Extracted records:

↓↓↓

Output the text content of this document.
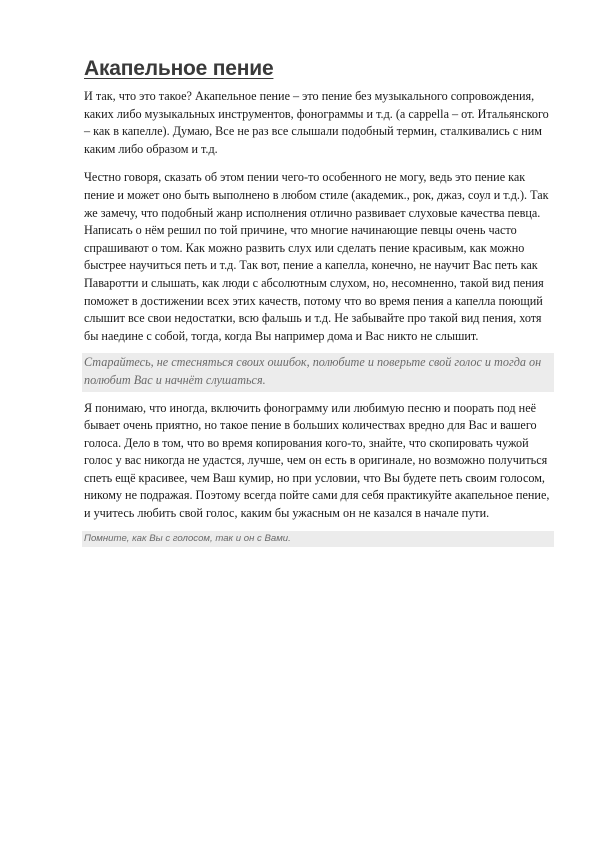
Акапельное пение

И так, что это такое? Акапельное пение – это пение без музыкального сопровождения, каких либо музыкальных инструментов, фонограммы и т.д. (a cappella – от. Итальянского – как в капелле). Думаю, Все не раз все слышали подобный термин, сталкивались с ним каким либо образом и т.д.

Честно говоря, сказать об этом пении чего-то особенного не могу, ведь это пение как пение и может оно быть выполнено в любом стиле (академик., рок, джаз, соул и т.д.). Так же замечу, что подобный жанр исполнения отлично развивает слуховые качества певца.

Написать о нём решил по той причине, что многие начинающие певцы очень часто спрашивают о том. Как можно развить слух или сделать пение красивым, как можно быстрее научиться петь и т.д. Так вот, пение а капелла, конечно, не научит Вас петь как Паваротти и слышать, как люди с абсолютным слухом, но, несомненно, такой вид пения поможет в достижении всех этих качеств, потому что во время пения а капелла поющий слышит все свои недостатки, всю фальшь и т.д. Не забывайте про такой вид пения, хотя бы наедине с собой, тогда, когда Вы например дома и Вас никто не слышит.

Старайтесь, не стесняться своих ошибок, полюбите и поверьте свой голос и тогда он полюбит Вас и начнёт слушаться.

Я понимаю, что иногда, включить фонограмму или любимую песню и поорать под неё бывает очень приятно, но такое пение в больших количествах вредно для Вас и вашего голоса. Дело в том, что во время копирования кого-то, знайте, что скопировать чужой голос у вас никогда не удастся, лучше, чем он есть в оригинале, но возможно получиться спеть ещё красивее, чем Ваш кумир, но при условии, что Вы будете петь своим голосом, никому не подражая. Поэтому всегда пойте сами для себя практикуйте акапельное пение, и учитесь любить свой голос, каким бы ужасным он не казался в начале пути.

Помните, как Вы с голосом, так и он с Вами.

↑↑↑

To be done: For the records above, state how many lines include the string "такое", giving the number and nothing else.

Worked solution: 2